↓

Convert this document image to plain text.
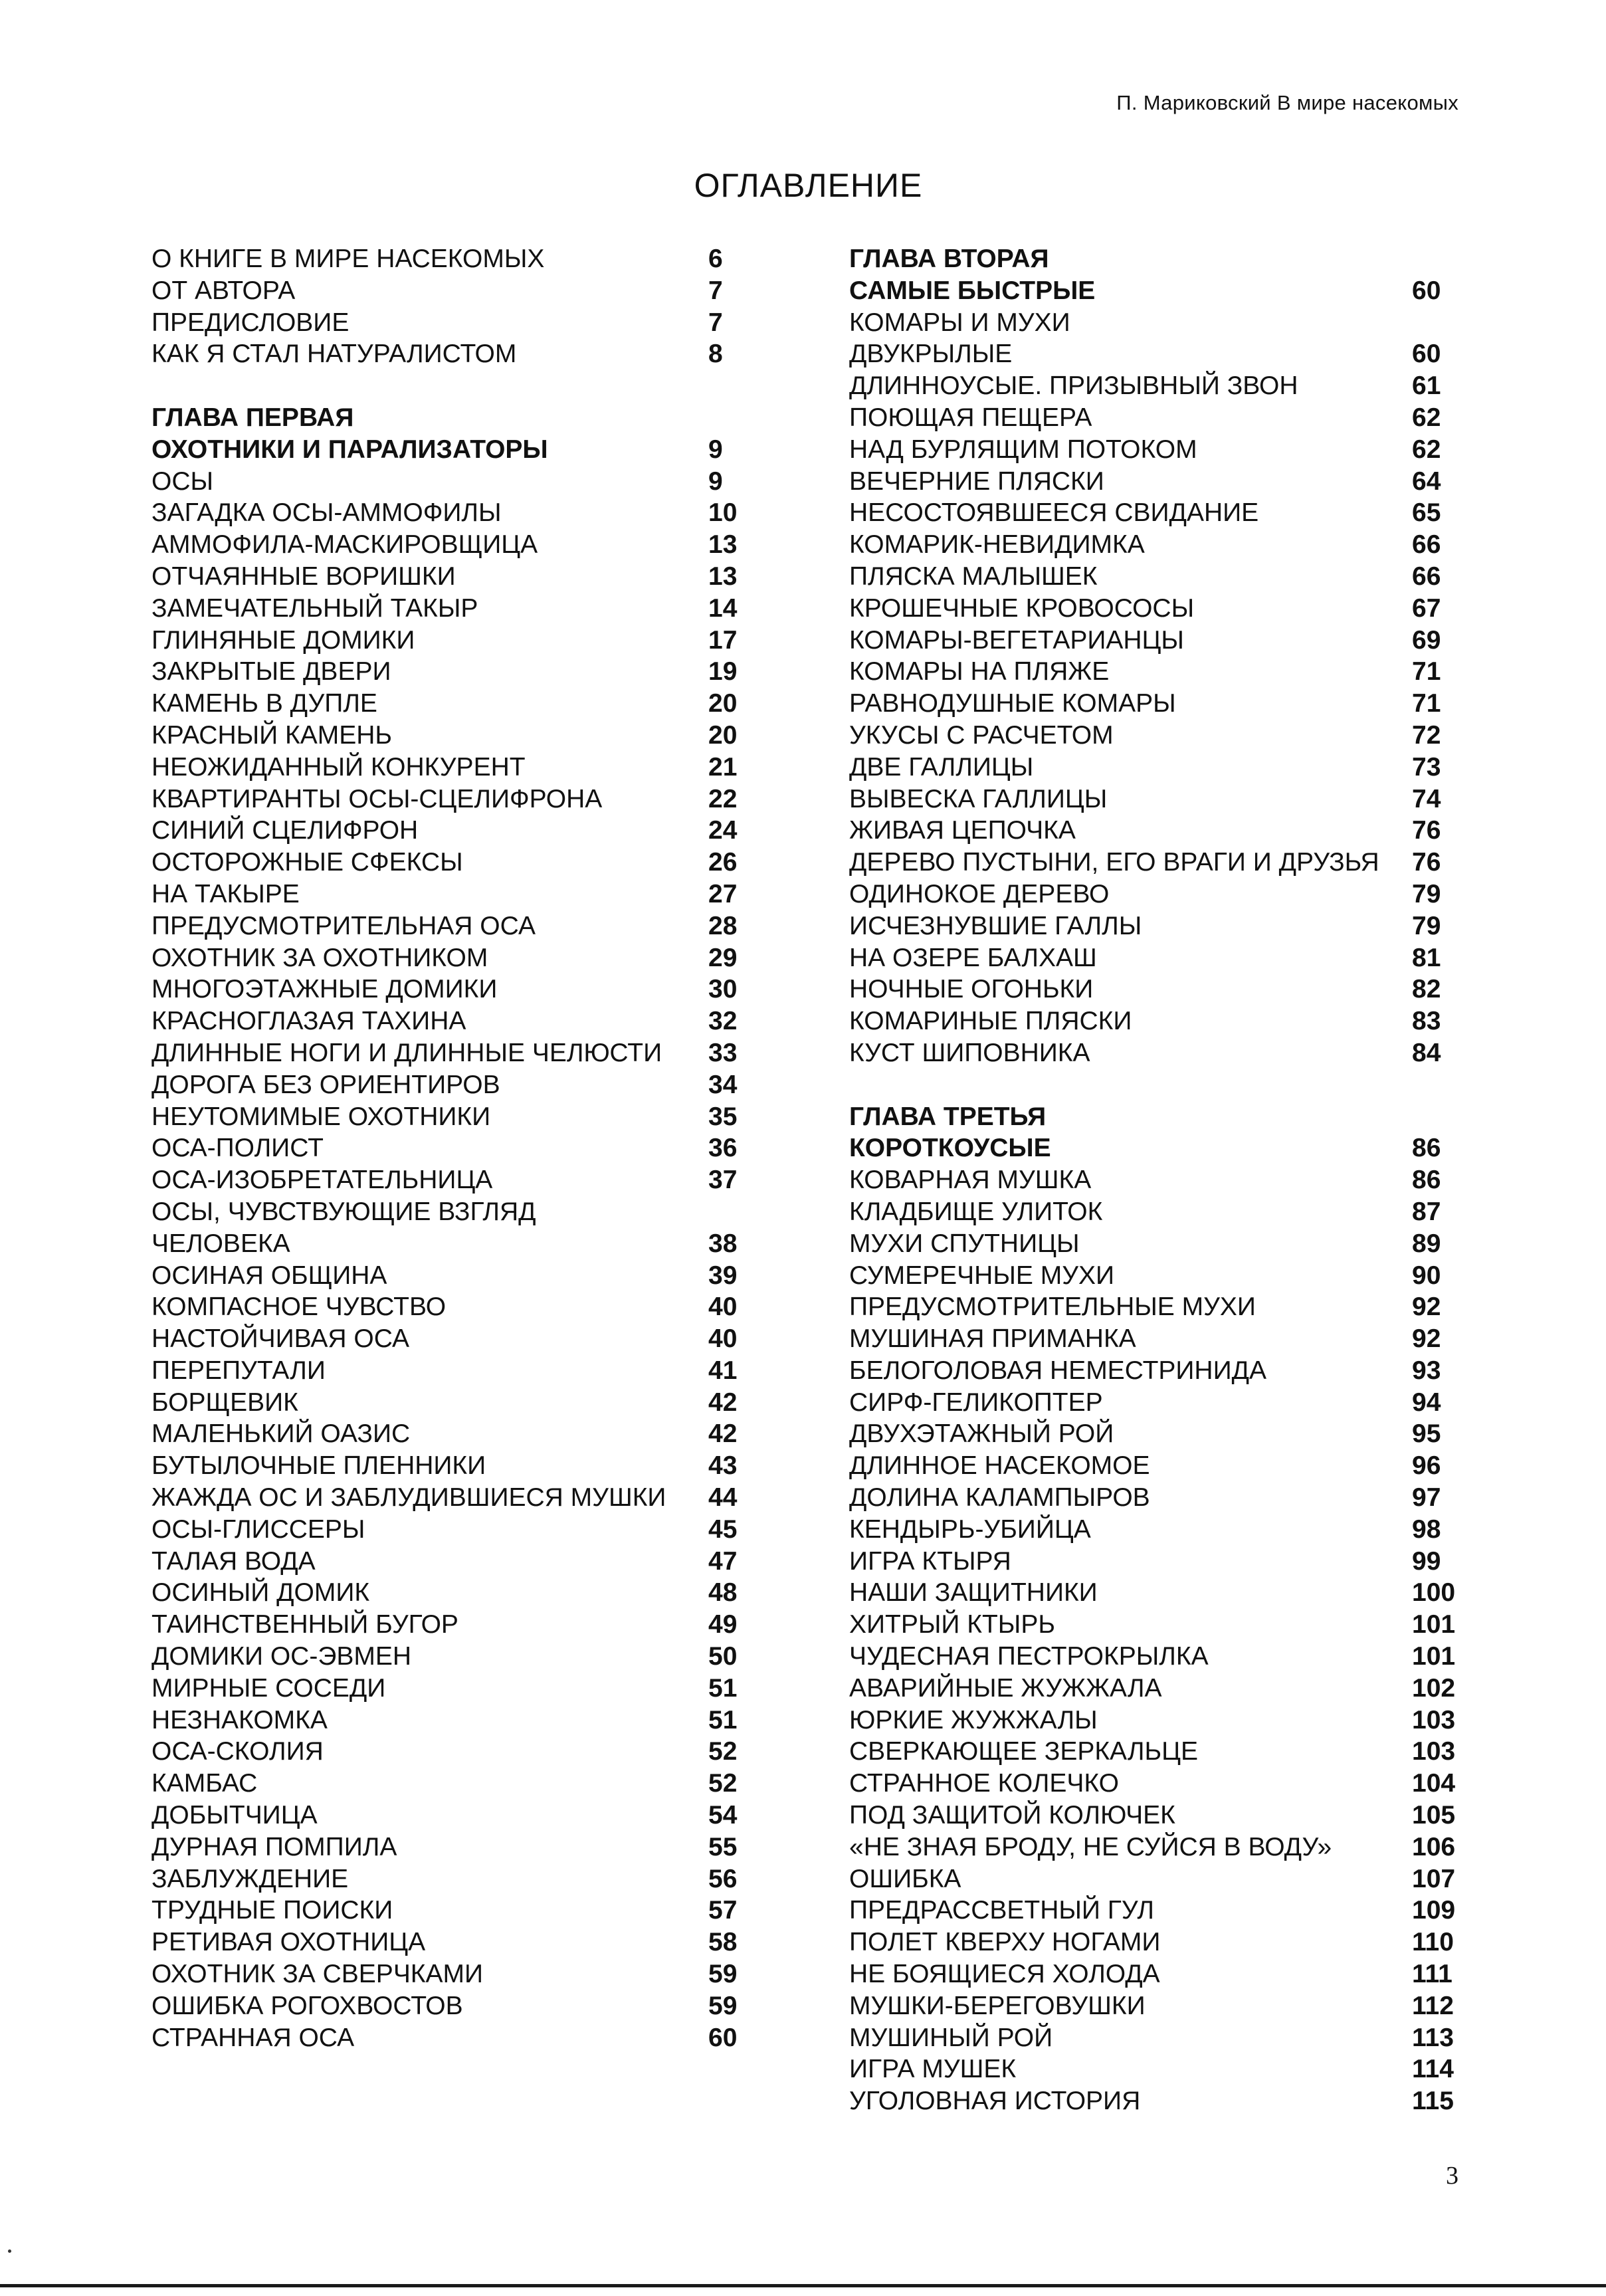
П. Мариковский В мире насекомых
ОГЛАВЛЕНИЕ
О КНИГЕ В МИРЕ НАСЕКОМЫХ	6
ОТ АВТОРА	7
ПРЕДИСЛОВИЕ	7
КАК Я СТАЛ НАТУРАЛИСТОМ	8
ГЛАВА ПЕРВАЯ
ОХОТНИКИ И ПАРАЛИЗАТОРЫ	9
ОСЫ	9
ЗАГАДКА ОСЫ-АММОФИЛЫ	10
АММОФИЛА-МАСКИРОВЩИЦА	13
ОТЧАЯННЫЕ ВОРИШКИ	13
ЗАМЕЧАТЕЛЬНЫЙ ТАКЫР	14
ГЛИНЯНЫЕ ДОМИКИ	17
ЗАКРЫТЫЕ ДВЕРИ	19
КАМЕНЬ В ДУПЛЕ	20
КРАСНЫЙ КАМЕНЬ	20
НЕОЖИДАННЫЙ КОНКУРЕНТ	21
КВАРТИРАНТЫ ОСЫ-СЦЕЛИФРОНА	22
СИНИЙ СЦЕЛИФРОН	24
ОСТОРОЖНЫЕ СФЕКСЫ	26
НА ТАКЫРЕ	27
ПРЕДУСМОТРИТЕЛЬНАЯ ОСА	28
ОХОТНИК ЗА ОХОТНИКОМ	29
МНОГОЭТАЖНЫЕ ДОМИКИ	30
КРАСНОГЛАЗАЯ ТАХИНА	32
ДЛИННЫЕ НОГИ И ДЛИННЫЕ ЧЕЛЮСТИ 33
ДОРОГА БЕЗ ОРИЕНТИРОВ	34
НЕУТОМИМЫЕ ОХОТНИКИ	35
ОСА-ПОЛИСТ	36
ОСА-ИЗОБРЕТАТЕЛЬНИЦА	37
ОСЫ, ЧУВСТВУЮЩИЕ ВЗГЛЯД
ЧЕЛОВЕКА	38
ОСИНАЯ ОБЩИНА	39
КОМПАСНОЕ ЧУВСТВО	40
НАСТОЙЧИВАЯ ОСА	40
ПЕРЕПУТАЛИ	41
БОРЩЕВИК	42
МАЛЕНЬКИЙ ОАЗИС	42
БУТЫЛОЧНЫЕ ПЛЕННИКИ	43
ЖАЖДА ОС И ЗАБЛУДИВШИЕСЯ МУШКИ 44
ОСЫ-ГЛИССЕРЫ	45
ТАЛАЯ ВОДА	47
ОСИНЫЙ ДОМИК	48
ТАИНСТВЕННЫЙ БУГОР	49
ДОМИКИ ОС-ЭВМЕН	50
МИРНЫЕ СОСЕДИ	51
НЕЗНАКОМКА	51
ОСА-СКОЛИЯ	52
КАМБАС	52
ДОБЫТЧИЦА	54
ДУРНАЯ ПОМПИЛА	55
ЗАБЛУЖДЕНИЕ	56
ТРУДНЫЕ ПОИСКИ	57
РЕТИВАЯ ОХОТНИЦА	58
ОХОТНИК ЗА СВЕРЧКАМИ	59
ОШИБКА РОГОХВОСТОВ	59
СТРАННАЯ ОСА	60
ГЛАВА ВТОРАЯ
САМЫЕ БЫСТРЫЕ	60
КОМАРЫ И МУХИ
ДВУКРЫЛЫЕ	60
ДЛИННОУСЫЕ. ПРИЗЫВНЫЙ ЗВОН	61
ПОЮЩАЯ ПЕЩЕРА	62
НАД БУРЛЯЩИМ ПОТОКОМ	62
ВЕЧЕРНИЕ ПЛЯСКИ	64
НЕСОСТОЯВШЕЕСЯ СВИДАНИЕ	65
КОМАРИК-НЕВИДИМКА	66
ПЛЯСКА МАЛЫШЕК	66
КРОШЕЧНЫЕ КРОВОСОСЫ	67
КОМАРЫ-ВЕГЕТАРИАНЦЫ	69
КОМАРЫ НА ПЛЯЖЕ	71
РАВНОДУШНЫЕ КОМАРЫ	71
УКУСЫ С РАСЧЕТОМ	72
ДВЕ ГАЛЛИЦЫ	73
ВЫВЕСКА ГАЛЛИЦЫ	74
ЖИВАЯ ЦЕПОЧКА	76
ДЕРЕВО ПУСТЫНИ, ЕГО ВРАГИ И ДРУЗЬЯ 76
ОДИНОКОЕ ДЕРЕВО	79
ИСЧЕЗНУВШИЕ ГАЛЛЫ	79
НА ОЗЕРЕ БАЛХАШ	81
НОЧНЫЕ ОГОНЬКИ	82
КОМАРИНЫЕ ПЛЯСКИ	83
КУСТ ШИПОВНИКА	84
ГЛАВА ТРЕТЬЯ
КОРОТКОУСЫЕ	86
КОВАРНАЯ МУШКА	86
КЛАДБИЩЕ УЛИТОК	87
МУХИ СПУТНИЦЫ	89
СУМЕРЕЧНЫЕ МУХИ	90
ПРЕДУСМОТРИТЕЛЬНЫЕ МУХИ	92
МУШИНАЯ ПРИМАНКА	92
БЕЛОГОЛОВАЯ НЕМЕСТРИНИДА	93
СИРФ-ГЕЛИКОПТЕР	94
ДВУХЭТАЖНЫЙ РОЙ	95
ДЛИННОЕ НАСЕКОМОЕ	96
ДОЛИНА КАЛАМПЫРОВ	97
КЕНДЫРЬ-УБИЙЦА	98
ИГРА КТЫРЯ	99
НАШИ ЗАЩИТНИКИ	100
ХИТРЫЙ КТЫРЬ	101
ЧУДЕСНАЯ ПЕСТРОКРЫЛКА	101
АВАРИЙНЫЕ ЖУЖЖАЛА	102
ЮРКИЕ ЖУЖЖАЛЫ	103
СВЕРКАЮЩЕЕ ЗЕРКАЛЬЦЕ	103
СТРАННОЕ КОЛЕЧКО	104
ПОД ЗАЩИТОЙ КОЛЮЧЕК	105
«НЕ ЗНАЯ БРОДУ, НЕ СУЙСЯ В ВОДУ»	106
ОШИБКА	107
ПРЕДРАССВЕТНЫЙ ГУЛ	109
ПОЛЕТ КВЕРХУ НОГАМИ	110
НЕ БОЯЩИЕСЯ ХОЛОДА	111
МУШКИ-БЕРЕГОВУШКИ	112
МУШИНЫЙ РОЙ	113
ИГРА МУШЕК	114
УГОЛОВНАЯ ИСТОРИЯ	115
3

↑

- _GIVEN PROBLEM_
Write out the material above again, word for word, minus its pictures.

- _IN RESPONSE_
Convert this document image to plain text.
П. Мариковский В мире насекомых
ОГЛАВЛЕНИЕ
О КНИГЕ В МИРЕ НАСЕКОМЫХ	6
ОТ АВТОРА	7
ПРЕДИСЛОВИЕ	7
КАК Я СТАЛ НАТУРАЛИСТОМ	8
ГЛАВА ПЕРВАЯ
ОХОТНИКИ И ПАРАЛИЗАТОРЫ	9
ОСЫ	9
ЗАГАДКА ОСЫ-АММОФИЛЫ	10
АММОФИЛА-МАСКИРОВЩИЦА	13
ОТЧАЯННЫЕ ВОРИШКИ	13
ЗАМЕЧАТЕЛЬНЫЙ ТАКЫР	14
ГЛИНЯНЫЕ ДОМИКИ	17
ЗАКРЫТЫЕ ДВЕРИ	19
КАМЕНЬ В ДУПЛЕ	20
КРАСНЫЙ КАМЕНЬ	20
НЕОЖИДАННЫЙ КОНКУРЕНТ	21
КВАРТИРАНТЫ ОСЫ-СЦЕЛИФРОНА	22
СИНИЙ СЦЕЛИФРОН	24
ОСТОРОЖНЫЕ СФЕКСЫ	26
НА ТАКЫРЕ	27
ПРЕДУСМОТРИТЕЛЬНАЯ ОСА	28
ОХОТНИК ЗА ОХОТНИКОМ	29
МНОГОЭТАЖНЫЕ ДОМИКИ	30
КРАСНОГЛАЗАЯ ТАХИНА	32
ДЛИННЫЕ НОГИ И ДЛИННЫЕ ЧЕЛЮСТИ 33
ДОРОГА БЕЗ ОРИЕНТИРОВ	34
НЕУТОМИМЫЕ ОХОТНИКИ	35
ОСА-ПОЛИСТ	36
ОСА-ИЗОБРЕТАТЕЛЬНИЦА	37
ОСЫ, ЧУВСТВУЮЩИЕ ВЗГЛЯД
ЧЕЛОВЕКА	38
ОСИНАЯ ОБЩИНА	39
КОМПАСНОЕ ЧУВСТВО	40
НАСТОЙЧИВАЯ ОСА	40
ПЕРЕПУТАЛИ	41
БОРЩЕВИК	42
МАЛЕНЬКИЙ ОАЗИС	42
БУТЫЛОЧНЫЕ ПЛЕННИКИ	43
ЖАЖДА ОС И ЗАБЛУДИВШИЕСЯ МУШКИ 44
ОСЫ-ГЛИССЕРЫ	45
ТАЛАЯ ВОДА	47
ОСИНЫЙ ДОМИК	48
ТАИНСТВЕННЫЙ БУГОР	49
ДОМИКИ ОС-ЭВМЕН	50
МИРНЫЕ СОСЕДИ	51
НЕЗНАКОМКА	51
ОСА-СКОЛИЯ	52
КАМБАС	52
ДОБЫТЧИЦА	54
ДУРНАЯ ПОМПИЛА	55
ЗАБЛУЖДЕНИЕ	56
ТРУДНЫЕ ПОИСКИ	57
РЕТИВАЯ ОХОТНИЦА	58
ОХОТНИК ЗА СВЕРЧКАМИ	59
ОШИБКА РОГОХВОСТОВ	59
СТРАННАЯ ОСА	60
ГЛАВА ВТОРАЯ
САМЫЕ БЫСТРЫЕ	60
КОМАРЫ И МУХИ
ДВУКРЫЛЫЕ	60
ДЛИННОУСЫЕ. ПРИЗЫВНЫЙ ЗВОН	61
ПОЮЩАЯ ПЕЩЕРА	62
НАД БУРЛЯЩИМ ПОТОКОМ	62
ВЕЧЕРНИЕ ПЛЯСКИ	64
НЕСОСТОЯВШЕЕСЯ СВИДАНИЕ	65
КОМАРИК-НЕВИДИМКА	66
ПЛЯСКА МАЛЫШЕК	66
КРОШЕЧНЫЕ КРОВОСОСЫ	67
КОМАРЫ-ВЕГЕТАРИАНЦЫ	69
КОМАРЫ НА ПЛЯЖЕ	71
РАВНОДУШНЫЕ КОМАРЫ	71
УКУСЫ С РАСЧЕТОМ	72
ДВЕ ГАЛЛИЦЫ	73
ВЫВЕСКА ГАЛЛИЦЫ	74
ЖИВАЯ ЦЕПОЧКА	76
ДЕРЕВО ПУСТЫНИ, ЕГО ВРАГИ И ДРУЗЬЯ 76
ОДИНОКОЕ ДЕРЕВО	79
ИСЧЕЗНУВШИЕ ГАЛЛЫ	79
НА ОЗЕРЕ БАЛХАШ	81
НОЧНЫЕ ОГОНЬКИ	82
КОМАРИНЫЕ ПЛЯСКИ	83
КУСТ ШИПОВНИКА	84
ГЛАВА ТРЕТЬЯ
КОРОТКОУСЫЕ	86
КОВАРНАЯ МУШКА	86
КЛАДБИЩЕ УЛИТОК	87
МУХИ СПУТНИЦЫ	89
СУМЕРЕЧНЫЕ МУХИ	90
ПРЕДУСМОТРИТЕЛЬНЫЕ МУХИ	92
МУШИНАЯ ПРИМАНКА	92
БЕЛОГОЛОВАЯ НЕМЕСТРИНИДА	93
СИРФ-ГЕЛИКОПТЕР	94
ДВУХЭТАЖНЫЙ РОЙ	95
ДЛИННОЕ НАСЕКОМОЕ	96
ДОЛИНА КАЛАМПЫРОВ	97
КЕНДЫРЬ-УБИЙЦА	98
ИГРА КТЫРЯ	99
НАШИ ЗАЩИТНИКИ	100
ХИТРЫЙ КТЫРЬ	101
ЧУДЕСНАЯ ПЕСТРОКРЫЛКА	101
АВАРИЙНЫЕ ЖУЖЖАЛА	102
ЮРКИЕ ЖУЖЖАЛЫ	103
СВЕРКАЮЩЕЕ ЗЕРКАЛЬЦЕ	103
СТРАННОЕ КОЛЕЧКО	104
ПОД ЗАЩИТОЙ КОЛЮЧЕК	105
«НЕ ЗНАЯ БРОДУ, НЕ СУЙСЯ В ВОДУ»	106
ОШИБКА	107
ПРЕДРАССВЕТНЫЙ ГУЛ	109
ПОЛЕТ КВЕРХУ НОГАМИ	110
НЕ БОЯЩИЕСЯ ХОЛОДА	111
МУШКИ-БЕРЕГОВУШКИ	112
МУШИНЫЙ РОЙ	113
ИГРА МУШЕК	114
УГОЛОВНАЯ ИСТОРИЯ	115
3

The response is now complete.